- MATERIAL FOR THIS TASK
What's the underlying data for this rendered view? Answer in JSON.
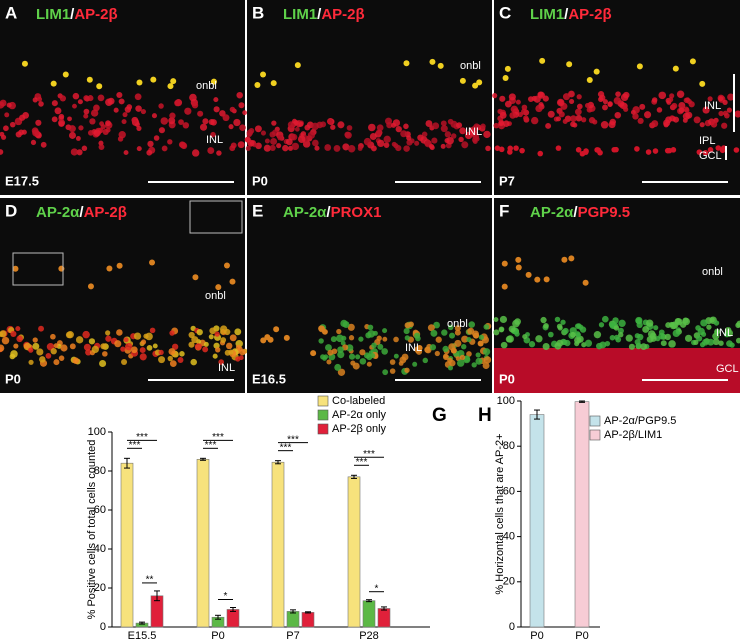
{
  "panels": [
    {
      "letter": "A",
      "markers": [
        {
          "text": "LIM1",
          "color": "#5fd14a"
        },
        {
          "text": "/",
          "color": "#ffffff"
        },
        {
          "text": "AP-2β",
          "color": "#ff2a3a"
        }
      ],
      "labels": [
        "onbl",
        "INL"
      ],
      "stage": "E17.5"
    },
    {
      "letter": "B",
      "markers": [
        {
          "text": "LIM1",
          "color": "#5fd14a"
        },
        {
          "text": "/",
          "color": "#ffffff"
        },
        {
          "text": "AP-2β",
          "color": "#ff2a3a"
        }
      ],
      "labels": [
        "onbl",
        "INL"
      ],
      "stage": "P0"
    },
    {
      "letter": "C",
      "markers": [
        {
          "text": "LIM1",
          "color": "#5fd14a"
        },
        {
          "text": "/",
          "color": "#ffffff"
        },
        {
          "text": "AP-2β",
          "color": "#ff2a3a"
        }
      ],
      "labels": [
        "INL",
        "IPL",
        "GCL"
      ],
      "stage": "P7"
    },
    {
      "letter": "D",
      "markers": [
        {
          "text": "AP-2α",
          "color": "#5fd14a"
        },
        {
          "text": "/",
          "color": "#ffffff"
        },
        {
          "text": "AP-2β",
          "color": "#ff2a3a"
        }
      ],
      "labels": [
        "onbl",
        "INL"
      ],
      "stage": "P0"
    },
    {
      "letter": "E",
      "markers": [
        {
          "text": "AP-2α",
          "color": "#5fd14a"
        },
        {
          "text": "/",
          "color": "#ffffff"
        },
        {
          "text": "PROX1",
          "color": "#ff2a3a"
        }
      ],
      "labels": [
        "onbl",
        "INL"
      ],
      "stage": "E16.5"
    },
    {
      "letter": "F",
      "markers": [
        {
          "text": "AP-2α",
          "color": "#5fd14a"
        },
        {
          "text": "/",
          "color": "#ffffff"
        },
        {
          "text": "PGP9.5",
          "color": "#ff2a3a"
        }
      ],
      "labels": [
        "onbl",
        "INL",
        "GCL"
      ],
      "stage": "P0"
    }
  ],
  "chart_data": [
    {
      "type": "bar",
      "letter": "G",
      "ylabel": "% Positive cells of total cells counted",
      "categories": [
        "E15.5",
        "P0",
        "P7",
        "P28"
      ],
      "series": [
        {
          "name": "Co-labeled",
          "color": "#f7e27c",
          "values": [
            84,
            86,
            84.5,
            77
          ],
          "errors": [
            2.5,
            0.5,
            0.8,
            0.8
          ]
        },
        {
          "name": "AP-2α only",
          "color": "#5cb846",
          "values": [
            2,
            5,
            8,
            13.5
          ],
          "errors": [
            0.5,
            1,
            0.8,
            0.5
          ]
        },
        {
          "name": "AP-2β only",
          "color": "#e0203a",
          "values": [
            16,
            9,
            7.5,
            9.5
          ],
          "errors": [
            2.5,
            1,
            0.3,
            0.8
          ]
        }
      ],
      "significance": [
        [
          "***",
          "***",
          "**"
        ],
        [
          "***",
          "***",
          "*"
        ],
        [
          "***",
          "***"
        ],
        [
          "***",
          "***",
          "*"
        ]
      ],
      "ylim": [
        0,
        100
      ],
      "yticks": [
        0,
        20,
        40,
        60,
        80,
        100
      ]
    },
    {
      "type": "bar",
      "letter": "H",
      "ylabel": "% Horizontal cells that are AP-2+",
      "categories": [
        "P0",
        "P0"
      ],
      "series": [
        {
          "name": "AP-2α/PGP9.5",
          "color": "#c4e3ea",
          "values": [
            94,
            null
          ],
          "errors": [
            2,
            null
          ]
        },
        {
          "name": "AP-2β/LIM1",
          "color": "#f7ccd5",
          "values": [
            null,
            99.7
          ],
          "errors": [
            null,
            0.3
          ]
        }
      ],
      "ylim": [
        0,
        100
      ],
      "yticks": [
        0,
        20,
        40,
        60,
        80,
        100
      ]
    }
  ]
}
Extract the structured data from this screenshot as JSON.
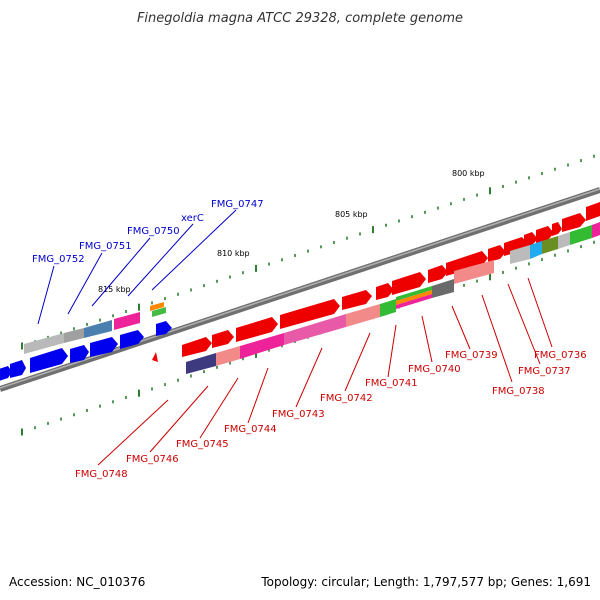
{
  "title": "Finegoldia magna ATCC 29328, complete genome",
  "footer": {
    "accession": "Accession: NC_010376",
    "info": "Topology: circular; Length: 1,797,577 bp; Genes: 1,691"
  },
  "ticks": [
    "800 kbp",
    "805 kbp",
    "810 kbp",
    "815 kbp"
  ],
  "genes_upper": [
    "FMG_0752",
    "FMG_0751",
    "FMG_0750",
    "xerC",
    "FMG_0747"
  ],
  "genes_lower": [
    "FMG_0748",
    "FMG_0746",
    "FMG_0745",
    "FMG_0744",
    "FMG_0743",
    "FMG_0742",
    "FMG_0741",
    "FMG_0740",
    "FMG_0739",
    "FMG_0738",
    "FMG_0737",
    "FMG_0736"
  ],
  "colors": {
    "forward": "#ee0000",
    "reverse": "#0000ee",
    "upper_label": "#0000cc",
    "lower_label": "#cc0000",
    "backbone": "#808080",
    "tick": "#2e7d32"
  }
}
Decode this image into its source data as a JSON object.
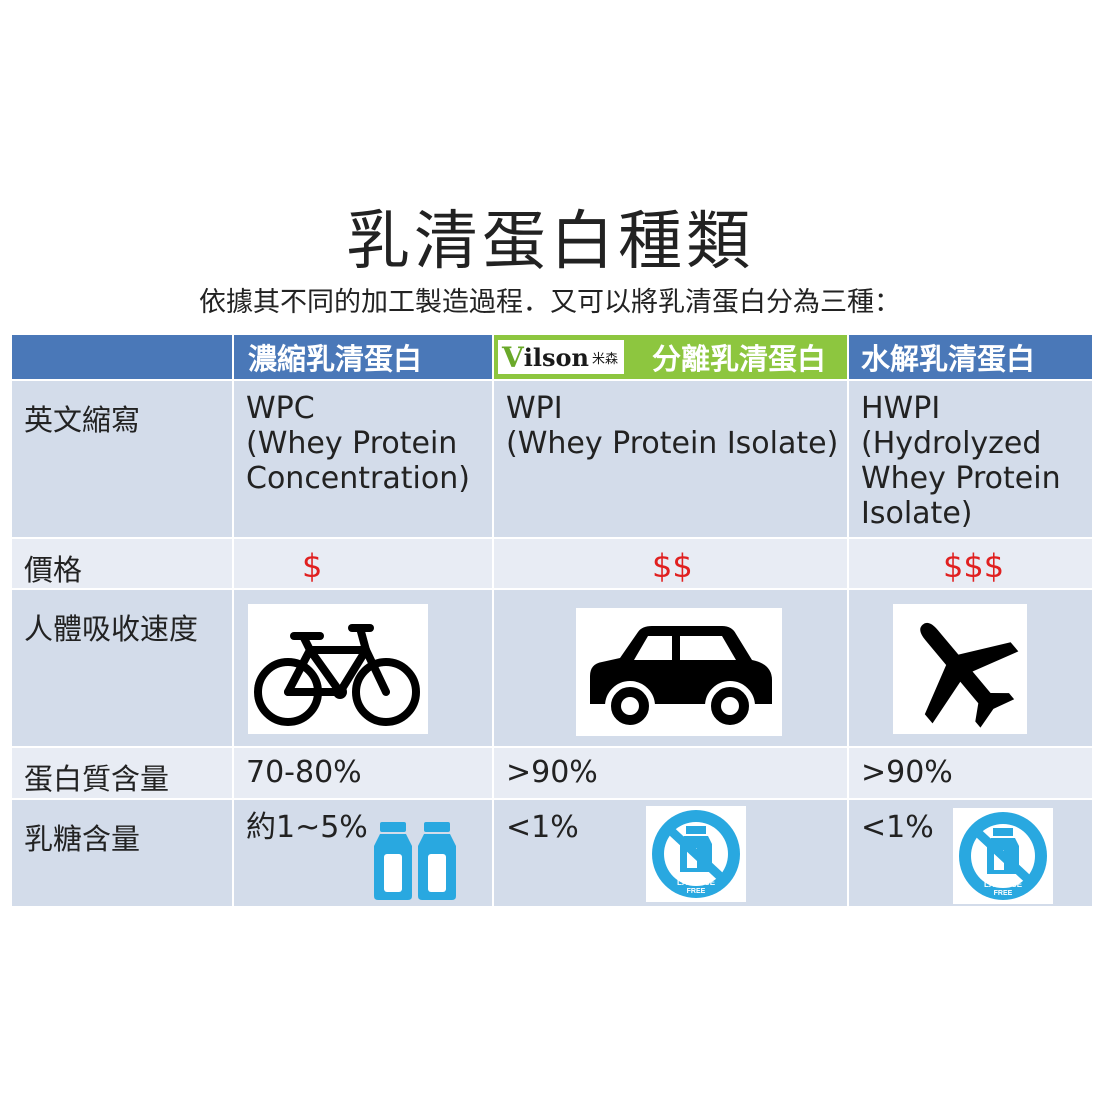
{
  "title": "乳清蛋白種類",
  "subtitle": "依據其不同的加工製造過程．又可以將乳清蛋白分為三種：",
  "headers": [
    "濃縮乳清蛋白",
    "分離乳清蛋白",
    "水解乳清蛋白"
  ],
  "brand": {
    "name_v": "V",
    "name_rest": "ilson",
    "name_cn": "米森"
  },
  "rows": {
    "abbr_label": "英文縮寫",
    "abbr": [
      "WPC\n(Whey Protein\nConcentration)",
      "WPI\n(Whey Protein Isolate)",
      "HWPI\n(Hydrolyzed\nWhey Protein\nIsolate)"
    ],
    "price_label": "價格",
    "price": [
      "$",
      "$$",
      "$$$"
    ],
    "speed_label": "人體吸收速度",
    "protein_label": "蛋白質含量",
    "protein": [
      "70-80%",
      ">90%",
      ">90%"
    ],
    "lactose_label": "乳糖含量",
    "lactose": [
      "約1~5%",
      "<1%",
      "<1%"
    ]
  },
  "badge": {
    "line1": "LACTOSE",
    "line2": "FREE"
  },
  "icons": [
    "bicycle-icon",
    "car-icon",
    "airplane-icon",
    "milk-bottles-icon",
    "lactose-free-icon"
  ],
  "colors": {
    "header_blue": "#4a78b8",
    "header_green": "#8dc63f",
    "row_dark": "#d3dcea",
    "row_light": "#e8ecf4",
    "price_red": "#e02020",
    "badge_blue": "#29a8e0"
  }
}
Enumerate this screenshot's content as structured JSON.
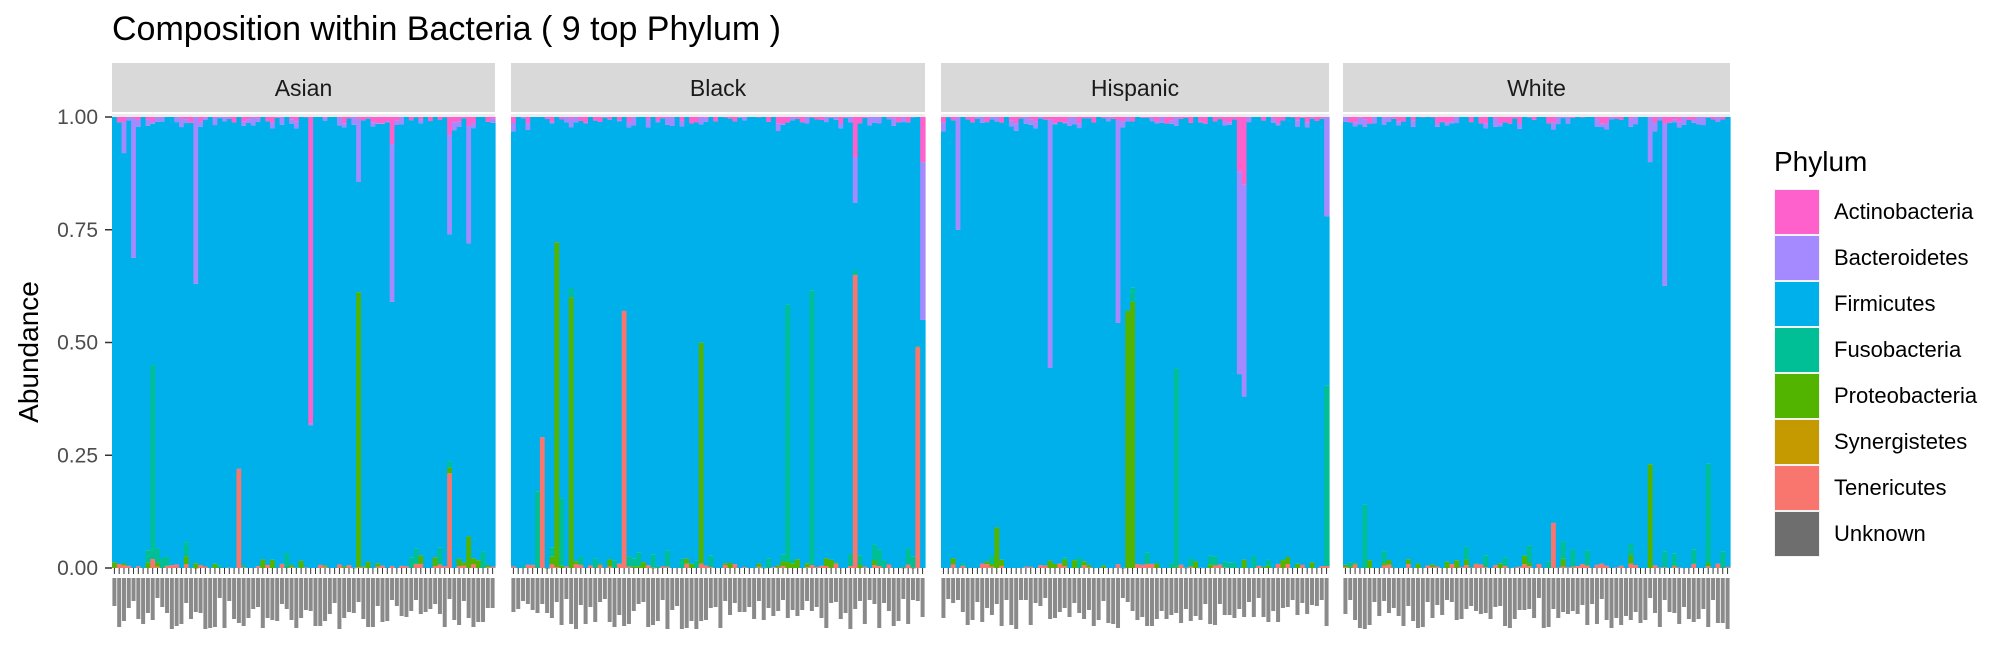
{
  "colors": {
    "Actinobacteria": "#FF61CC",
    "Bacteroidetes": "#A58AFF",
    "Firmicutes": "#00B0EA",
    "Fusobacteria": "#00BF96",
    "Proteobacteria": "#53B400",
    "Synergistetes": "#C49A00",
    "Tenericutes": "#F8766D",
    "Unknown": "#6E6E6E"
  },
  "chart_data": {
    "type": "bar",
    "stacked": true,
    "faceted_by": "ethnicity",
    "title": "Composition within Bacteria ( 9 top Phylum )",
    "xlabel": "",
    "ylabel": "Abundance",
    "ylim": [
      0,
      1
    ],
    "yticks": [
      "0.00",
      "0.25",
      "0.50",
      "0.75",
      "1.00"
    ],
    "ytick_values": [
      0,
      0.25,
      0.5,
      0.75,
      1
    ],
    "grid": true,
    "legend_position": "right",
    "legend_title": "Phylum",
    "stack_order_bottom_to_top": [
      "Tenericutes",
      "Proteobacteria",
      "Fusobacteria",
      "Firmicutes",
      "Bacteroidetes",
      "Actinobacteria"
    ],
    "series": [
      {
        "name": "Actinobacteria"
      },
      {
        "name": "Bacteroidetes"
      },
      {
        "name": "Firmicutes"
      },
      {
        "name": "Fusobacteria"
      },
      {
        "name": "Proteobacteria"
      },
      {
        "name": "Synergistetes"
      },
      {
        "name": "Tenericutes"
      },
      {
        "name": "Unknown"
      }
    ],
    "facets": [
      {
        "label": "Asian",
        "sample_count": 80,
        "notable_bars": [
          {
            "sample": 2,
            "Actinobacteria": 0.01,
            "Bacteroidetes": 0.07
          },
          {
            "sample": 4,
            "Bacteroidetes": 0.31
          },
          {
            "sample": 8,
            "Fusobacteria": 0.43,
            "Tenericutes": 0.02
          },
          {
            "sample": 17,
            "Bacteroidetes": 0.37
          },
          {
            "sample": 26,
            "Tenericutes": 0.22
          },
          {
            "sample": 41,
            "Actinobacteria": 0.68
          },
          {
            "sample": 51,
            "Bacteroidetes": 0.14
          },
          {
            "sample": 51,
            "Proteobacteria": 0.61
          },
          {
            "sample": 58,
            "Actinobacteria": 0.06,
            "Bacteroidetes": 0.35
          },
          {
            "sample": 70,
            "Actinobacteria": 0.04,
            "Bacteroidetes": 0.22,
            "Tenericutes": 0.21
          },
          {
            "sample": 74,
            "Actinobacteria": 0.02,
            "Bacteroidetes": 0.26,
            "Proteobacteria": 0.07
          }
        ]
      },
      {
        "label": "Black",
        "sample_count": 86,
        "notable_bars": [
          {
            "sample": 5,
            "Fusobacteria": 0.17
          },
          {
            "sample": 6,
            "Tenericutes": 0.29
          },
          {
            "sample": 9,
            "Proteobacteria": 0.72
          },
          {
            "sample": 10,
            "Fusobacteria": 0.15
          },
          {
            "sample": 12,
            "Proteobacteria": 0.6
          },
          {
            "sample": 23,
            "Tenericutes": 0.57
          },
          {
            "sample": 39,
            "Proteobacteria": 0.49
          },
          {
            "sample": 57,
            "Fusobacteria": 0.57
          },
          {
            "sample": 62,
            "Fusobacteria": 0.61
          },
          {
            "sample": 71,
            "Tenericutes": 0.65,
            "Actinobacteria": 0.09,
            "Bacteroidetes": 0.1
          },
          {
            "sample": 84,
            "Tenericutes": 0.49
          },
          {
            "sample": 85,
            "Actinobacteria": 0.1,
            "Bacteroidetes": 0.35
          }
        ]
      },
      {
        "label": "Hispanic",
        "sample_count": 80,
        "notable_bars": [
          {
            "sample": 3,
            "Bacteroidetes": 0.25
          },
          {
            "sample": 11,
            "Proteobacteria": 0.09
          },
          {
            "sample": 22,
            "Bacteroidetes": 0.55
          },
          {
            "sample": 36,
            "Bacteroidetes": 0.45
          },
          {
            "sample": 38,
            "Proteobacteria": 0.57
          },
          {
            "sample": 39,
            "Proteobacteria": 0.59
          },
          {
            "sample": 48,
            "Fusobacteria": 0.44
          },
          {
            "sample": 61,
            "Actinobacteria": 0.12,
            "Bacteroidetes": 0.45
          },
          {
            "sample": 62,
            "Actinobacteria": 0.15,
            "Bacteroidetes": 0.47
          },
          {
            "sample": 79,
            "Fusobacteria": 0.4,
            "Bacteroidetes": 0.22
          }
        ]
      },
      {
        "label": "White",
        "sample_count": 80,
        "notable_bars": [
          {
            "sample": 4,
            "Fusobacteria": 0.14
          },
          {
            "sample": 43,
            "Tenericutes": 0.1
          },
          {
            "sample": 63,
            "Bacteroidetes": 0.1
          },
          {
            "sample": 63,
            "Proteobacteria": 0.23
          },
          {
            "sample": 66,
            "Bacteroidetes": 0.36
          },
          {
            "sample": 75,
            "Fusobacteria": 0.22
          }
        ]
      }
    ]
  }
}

- EXERCISE DIRECTIONS
Only a number should be given in reply: how many lines in the entries above hold "ylabel".

- WRITTEN RESPONSE
3